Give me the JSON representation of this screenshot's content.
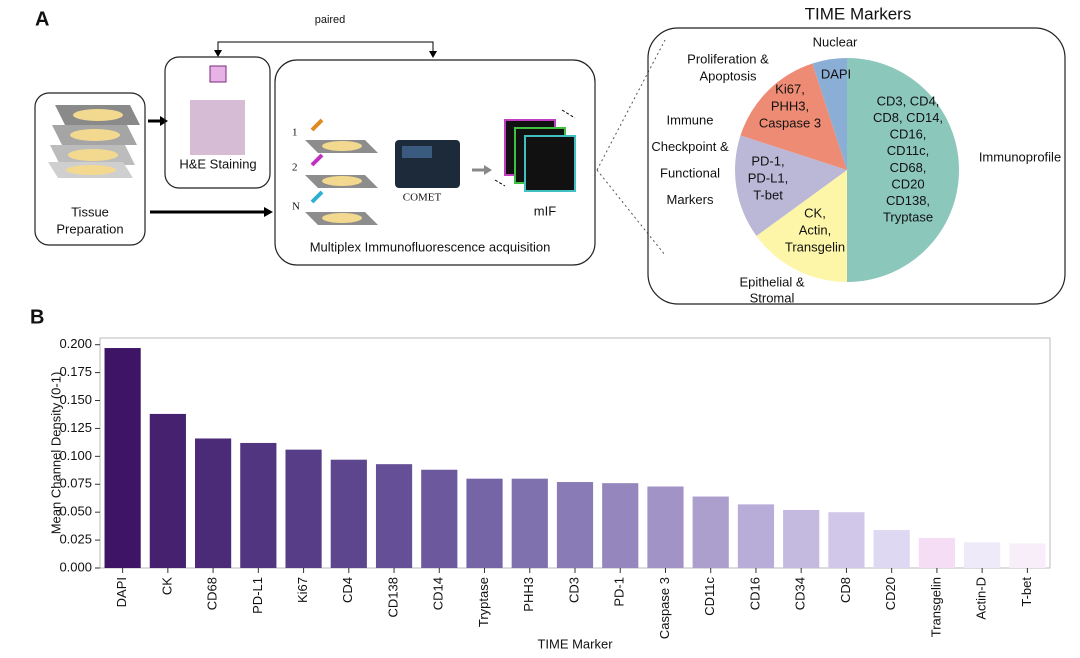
{
  "panel_labels": [
    "A",
    "B"
  ],
  "diagram": {
    "paired": "paired",
    "tissue_preparation": [
      "Tissue",
      "Preparation"
    ],
    "he_staining": "H&E Staining",
    "steps": [
      "1",
      "2",
      "N"
    ],
    "comet": "COMET",
    "mif": "mIF",
    "acquisition": "Multiplex Immunofluorescence acquisition"
  },
  "markers": {
    "title": "TIME Markers",
    "groups": [
      {
        "name": [
          "Immunoprofile"
        ],
        "markers": [
          "CD3, CD4,",
          "CD8, CD14,",
          "CD16,",
          "CD11c,",
          "CD68,",
          "CD20",
          "CD138,",
          "Tryptase"
        ]
      },
      {
        "name": [
          "Epithelial &",
          "Stromal"
        ],
        "markers": [
          "CK,",
          "Actin,",
          "Transgelin"
        ]
      },
      {
        "name": [
          "Immune",
          "Checkpoint &",
          "Functional",
          "Markers"
        ],
        "markers": [
          "PD-1,",
          "PD-L1,",
          "T-bet"
        ]
      },
      {
        "name": [
          "Proliferation &",
          "Apoptosis"
        ],
        "markers": [
          "Ki67,",
          "PHH3,",
          "Caspase 3"
        ]
      },
      {
        "name": [
          "Nuclear"
        ],
        "markers": [
          "DAPI"
        ]
      }
    ]
  },
  "chart_data": {
    "type": "bar",
    "xlabel": "TIME Marker",
    "ylabel": "Mean Channel Density (0-1)",
    "categories": [
      "DAPI",
      "CK",
      "CD68",
      "PD-L1",
      "Ki67",
      "CD4",
      "CD138",
      "CD14",
      "Tryptase",
      "PHH3",
      "CD3",
      "PD-1",
      "Caspase 3",
      "CD11c",
      "CD16",
      "CD34",
      "CD8",
      "CD20",
      "Transgelin",
      "Actin-D",
      "T-bet"
    ],
    "values": [
      0.197,
      0.138,
      0.116,
      0.112,
      0.106,
      0.097,
      0.093,
      0.088,
      0.08,
      0.08,
      0.077,
      0.076,
      0.073,
      0.064,
      0.057,
      0.052,
      0.05,
      0.034,
      0.027,
      0.023,
      0.022
    ],
    "colors": [
      "#3d1466",
      "#45216f",
      "#4b2a78",
      "#513580",
      "#573d87",
      "#5d468e",
      "#654f96",
      "#6c599d",
      "#7564a6",
      "#7f70ae",
      "#897bb5",
      "#9587bd",
      "#a193c6",
      "#ac9fce",
      "#b8acd8",
      "#c4bae0",
      "#d1c8e9",
      "#dfd8f2",
      "#f5ddf5",
      "#eeeaf9",
      "#f7eefa"
    ],
    "ylim": [
      0,
      0.206
    ],
    "yticks": [
      {
        "value": 0,
        "label": "0.000"
      },
      {
        "value": 0.025,
        "label": "0.025"
      },
      {
        "value": 0.05,
        "label": "0.050"
      },
      {
        "value": 0.075,
        "label": "0.075"
      },
      {
        "value": 0.1,
        "label": "0.100"
      },
      {
        "value": 0.125,
        "label": "0.125"
      },
      {
        "value": 0.15,
        "label": "0.150"
      },
      {
        "value": 0.175,
        "label": "0.175"
      },
      {
        "value": 0.2,
        "label": "0.200"
      }
    ]
  }
}
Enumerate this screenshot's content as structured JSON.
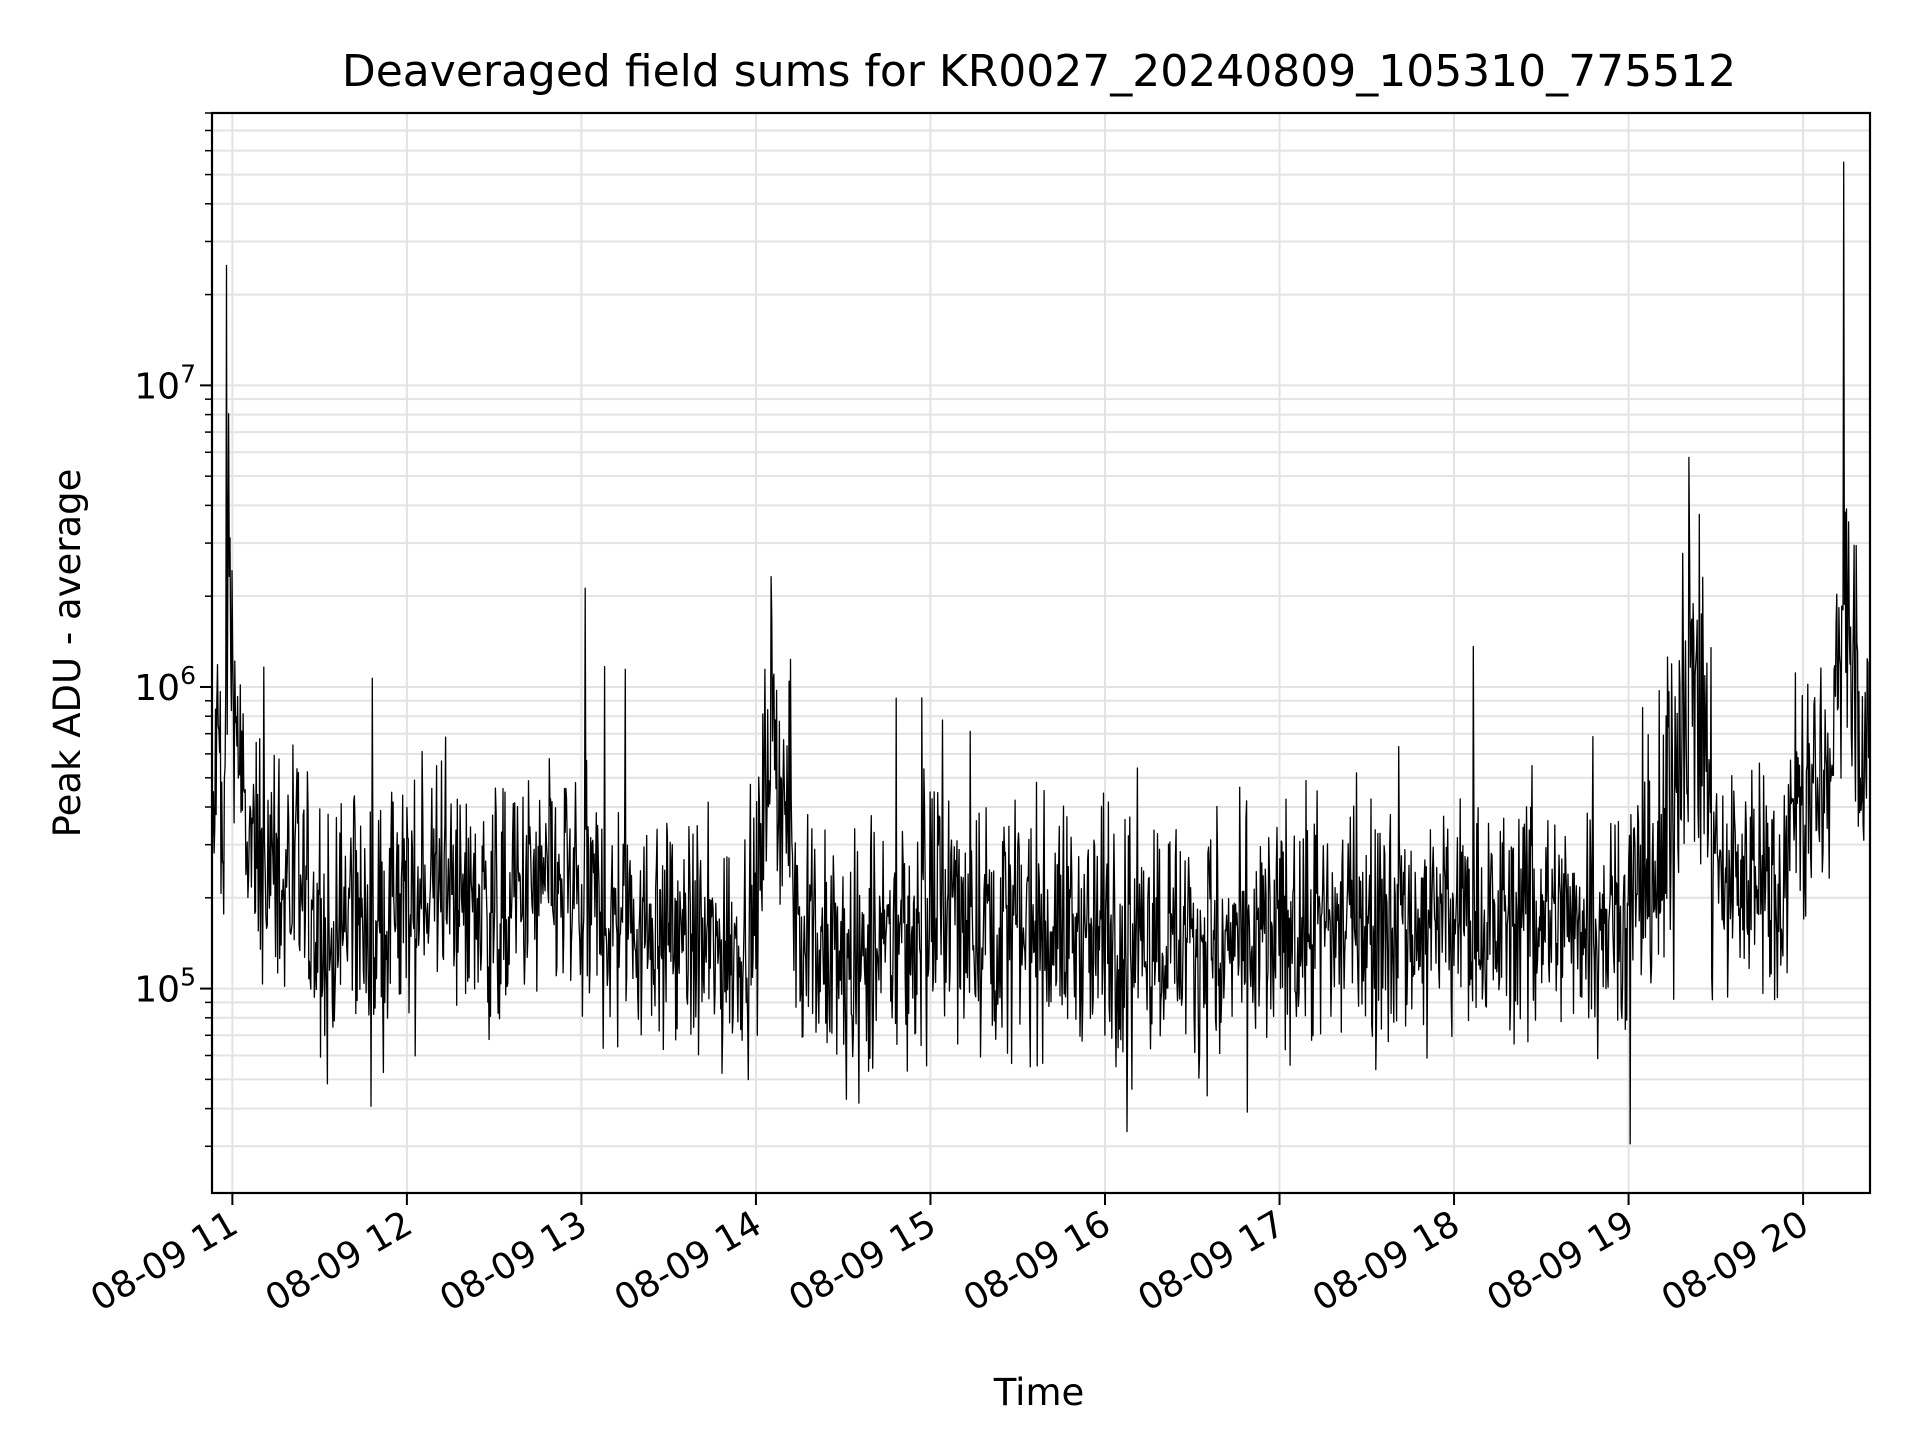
{
  "chart_data": {
    "type": "line",
    "title": "Deaveraged field sums for KR0027_20240809_105310_775512",
    "xlabel": "Time",
    "ylabel": "Peak ADU - average",
    "x_scale": "time",
    "y_scale": "log",
    "xlim": [
      "2024-08-09 10:53",
      "2024-08-09 20:23"
    ],
    "ylim": [
      21000,
      80000000
    ],
    "x_tick_labels": [
      "08-09 11",
      "08-09 12",
      "08-09 13",
      "08-09 14",
      "08-09 15",
      "08-09 16",
      "08-09 17",
      "08-09 18",
      "08-09 19",
      "08-09 20"
    ],
    "y_ticks": [
      {
        "value": 100000,
        "base": "10",
        "exp": "5"
      },
      {
        "value": 1000000,
        "base": "10",
        "exp": "6"
      },
      {
        "value": 10000000,
        "base": "10",
        "exp": "7"
      }
    ],
    "grid": true,
    "line_color": "#000000",
    "series": [
      {
        "x": [
          "2024-08-09 10:53",
          "2024-08-09 10:55",
          "2024-08-09 10:57",
          "2024-08-09 10:58",
          "2024-08-09 11:05",
          "2024-08-09 11:15",
          "2024-08-09 11:25",
          "2024-08-09 11:30",
          "2024-08-09 11:37",
          "2024-08-09 11:42",
          "2024-08-09 11:47",
          "2024-08-09 11:52",
          "2024-08-09 12:00",
          "2024-08-09 12:10",
          "2024-08-09 12:20",
          "2024-08-09 12:30",
          "2024-08-09 12:45",
          "2024-08-09 12:55",
          "2024-08-09 13:00",
          "2024-08-09 13:15",
          "2024-08-09 13:30",
          "2024-08-09 13:45",
          "2024-08-09 14:00",
          "2024-08-09 14:05",
          "2024-08-09 14:15",
          "2024-08-09 14:25",
          "2024-08-09 14:35",
          "2024-08-09 14:45",
          "2024-08-09 15:00",
          "2024-08-09 15:20",
          "2024-08-09 15:40",
          "2024-08-09 16:00",
          "2024-08-09 16:20",
          "2024-08-09 16:40",
          "2024-08-09 17:00",
          "2024-08-09 17:30",
          "2024-08-09 18:00",
          "2024-08-09 18:30",
          "2024-08-09 18:50",
          "2024-08-09 19:00",
          "2024-08-09 19:10",
          "2024-08-09 19:15",
          "2024-08-09 19:20",
          "2024-08-09 19:25",
          "2024-08-09 19:30",
          "2024-08-09 19:40",
          "2024-08-09 19:50",
          "2024-08-09 19:55",
          "2024-08-09 20:00",
          "2024-08-09 20:10",
          "2024-08-09 20:14",
          "2024-08-09 20:20",
          "2024-08-09 20:23"
        ],
        "values": [
          250000,
          700000,
          200000,
          25000000,
          280000,
          230000,
          200000,
          120000,
          150000,
          230000,
          130000,
          170000,
          190000,
          220000,
          200000,
          180000,
          210000,
          220000,
          190000,
          170000,
          160000,
          130000,
          160000,
          900000,
          170000,
          120000,
          110000,
          130000,
          190000,
          170000,
          160000,
          150000,
          160000,
          130000,
          150000,
          170000,
          165000,
          170000,
          180000,
          190000,
          240000,
          400000,
          1200000,
          800000,
          280000,
          220000,
          220000,
          300000,
          450000,
          500000,
          55000000,
          600000,
          650000
        ]
      }
    ]
  }
}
——————————
■ **TASK PROMPT**
Pictures are to be left out; the records above must be repeated word for word.

■ **WRITTEN SOLUTION**
Give me the JSON representation of this screenshot's content.
{
  "panel_labels": [
    "A",
    "B"
  ],
  "diagram": {
    "paired": "paired",
    "tissue_preparation": [
      "Tissue",
      "Preparation"
    ],
    "he_staining": "H&E Staining",
    "steps": [
      "1",
      "2",
      "N"
    ],
    "comet": "COMET",
    "mif": "mIF",
    "acquisition": "Multiplex Immunofluorescence acquisition"
  },
  "markers": {
    "title": "TIME Markers",
    "groups": [
      {
        "name": [
          "Immunoprofile"
        ],
        "markers": [
          "CD3, CD4,",
          "CD8, CD14,",
          "CD16,",
          "CD11c,",
          "CD68,",
          "CD20",
          "CD138,",
          "Tryptase"
        ]
      },
      {
        "name": [
          "Epithelial &",
          "Stromal"
        ],
        "markers": [
          "CK,",
          "Actin,",
          "Transgelin"
        ]
      },
      {
        "name": [
          "Immune",
          "Checkpoint &",
          "Functional",
          "Markers"
        ],
        "markers": [
          "PD-1,",
          "PD-L1,",
          "T-bet"
        ]
      },
      {
        "name": [
          "Proliferation &",
          "Apoptosis"
        ],
        "markers": [
          "Ki67,",
          "PHH3,",
          "Caspase 3"
        ]
      },
      {
        "name": [
          "Nuclear"
        ],
        "markers": [
          "DAPI"
        ]
      }
    ]
  },
  "chart_data": {
    "type": "bar",
    "xlabel": "TIME Marker",
    "ylabel": "Mean Channel Density (0-1)",
    "categories": [
      "DAPI",
      "CK",
      "CD68",
      "PD-L1",
      "Ki67",
      "CD4",
      "CD138",
      "CD14",
      "Tryptase",
      "PHH3",
      "CD3",
      "PD-1",
      "Caspase 3",
      "CD11c",
      "CD16",
      "CD34",
      "CD8",
      "CD20",
      "Transgelin",
      "Actin-D",
      "T-bet"
    ],
    "values": [
      0.197,
      0.138,
      0.116,
      0.112,
      0.106,
      0.097,
      0.093,
      0.088,
      0.08,
      0.08,
      0.077,
      0.076,
      0.073,
      0.064,
      0.057,
      0.052,
      0.05,
      0.034,
      0.027,
      0.023,
      0.022
    ],
    "colors": [
      "#3d1466",
      "#45216f",
      "#4b2a78",
      "#513580",
      "#573d87",
      "#5d468e",
      "#654f96",
      "#6c599d",
      "#7564a6",
      "#7f70ae",
      "#897bb5",
      "#9587bd",
      "#a193c6",
      "#ac9fce",
      "#b8acd8",
      "#c4bae0",
      "#d1c8e9",
      "#dfd8f2",
      "#f5ddf5",
      "#eeeaf9",
      "#f7eefa"
    ],
    "ylim": [
      0,
      0.206
    ],
    "yticks": [
      {
        "value": 0,
        "label": "0.000"
      },
      {
        "value": 0.025,
        "label": "0.025"
      },
      {
        "value": 0.05,
        "label": "0.050"
      },
      {
        "value": 0.075,
        "label": "0.075"
      },
      {
        "value": 0.1,
        "label": "0.100"
      },
      {
        "value": 0.125,
        "label": "0.125"
      },
      {
        "value": 0.15,
        "label": "0.150"
      },
      {
        "value": 0.175,
        "label": "0.175"
      },
      {
        "value": 0.2,
        "label": "0.200"
      }
    ]
  }
}
Enumerate this screenshot's content as structured JSON.
{
  "chart_data": {
    "type": "line",
    "title": "Deaveraged field sums for KR0027_20240809_105310_775512",
    "xlabel": "Time",
    "ylabel": "Peak ADU - average",
    "x_scale": "time",
    "y_scale": "log",
    "xlim": [
      "2024-08-09 10:53",
      "2024-08-09 20:23"
    ],
    "ylim": [
      21000,
      80000000
    ],
    "x_tick_labels": [
      "08-09 11",
      "08-09 12",
      "08-09 13",
      "08-09 14",
      "08-09 15",
      "08-09 16",
      "08-09 17",
      "08-09 18",
      "08-09 19",
      "08-09 20"
    ],
    "y_ticks": [
      {
        "value": 100000,
        "base": "10",
        "exp": "5"
      },
      {
        "value": 1000000,
        "base": "10",
        "exp": "6"
      },
      {
        "value": 10000000,
        "base": "10",
        "exp": "7"
      }
    ],
    "grid": true,
    "line_color": "#000000",
    "series": [
      {
        "x": [
          "2024-08-09 10:53",
          "2024-08-09 10:55",
          "2024-08-09 10:57",
          "2024-08-09 10:58",
          "2024-08-09 11:05",
          "2024-08-09 11:15",
          "2024-08-09 11:25",
          "2024-08-09 11:30",
          "2024-08-09 11:37",
          "2024-08-09 11:42",
          "2024-08-09 11:47",
          "2024-08-09 11:52",
          "2024-08-09 12:00",
          "2024-08-09 12:10",
          "2024-08-09 12:20",
          "2024-08-09 12:30",
          "2024-08-09 12:45",
          "2024-08-09 12:55",
          "2024-08-09 13:00",
          "2024-08-09 13:15",
          "2024-08-09 13:30",
          "2024-08-09 13:45",
          "2024-08-09 14:00",
          "2024-08-09 14:05",
          "2024-08-09 14:15",
          "2024-08-09 14:25",
          "2024-08-09 14:35",
          "2024-08-09 14:45",
          "2024-08-09 15:00",
          "2024-08-09 15:20",
          "2024-08-09 15:40",
          "2024-08-09 16:00",
          "2024-08-09 16:20",
          "2024-08-09 16:40",
          "2024-08-09 17:00",
          "2024-08-09 17:30",
          "2024-08-09 18:00",
          "2024-08-09 18:30",
          "2024-08-09 18:50",
          "2024-08-09 19:00",
          "2024-08-09 19:10",
          "2024-08-09 19:15",
          "2024-08-09 19:20",
          "2024-08-09 19:25",
          "2024-08-09 19:30",
          "2024-08-09 19:40",
          "2024-08-09 19:50",
          "2024-08-09 19:55",
          "2024-08-09 20:00",
          "2024-08-09 20:10",
          "2024-08-09 20:14",
          "2024-08-09 20:20",
          "2024-08-09 20:23"
        ],
        "values": [
          250000,
          700000,
          200000,
          25000000,
          280000,
          230000,
          200000,
          120000,
          150000,
          230000,
          130000,
          170000,
          190000,
          220000,
          200000,
          180000,
          210000,
          220000,
          190000,
          170000,
          160000,
          130000,
          160000,
          900000,
          170000,
          120000,
          110000,
          130000,
          190000,
          170000,
          160000,
          150000,
          160000,
          130000,
          150000,
          170000,
          165000,
          170000,
          180000,
          190000,
          240000,
          400000,
          1200000,
          800000,
          280000,
          220000,
          220000,
          300000,
          450000,
          500000,
          55000000,
          600000,
          650000
        ]
      }
    ]
  }
}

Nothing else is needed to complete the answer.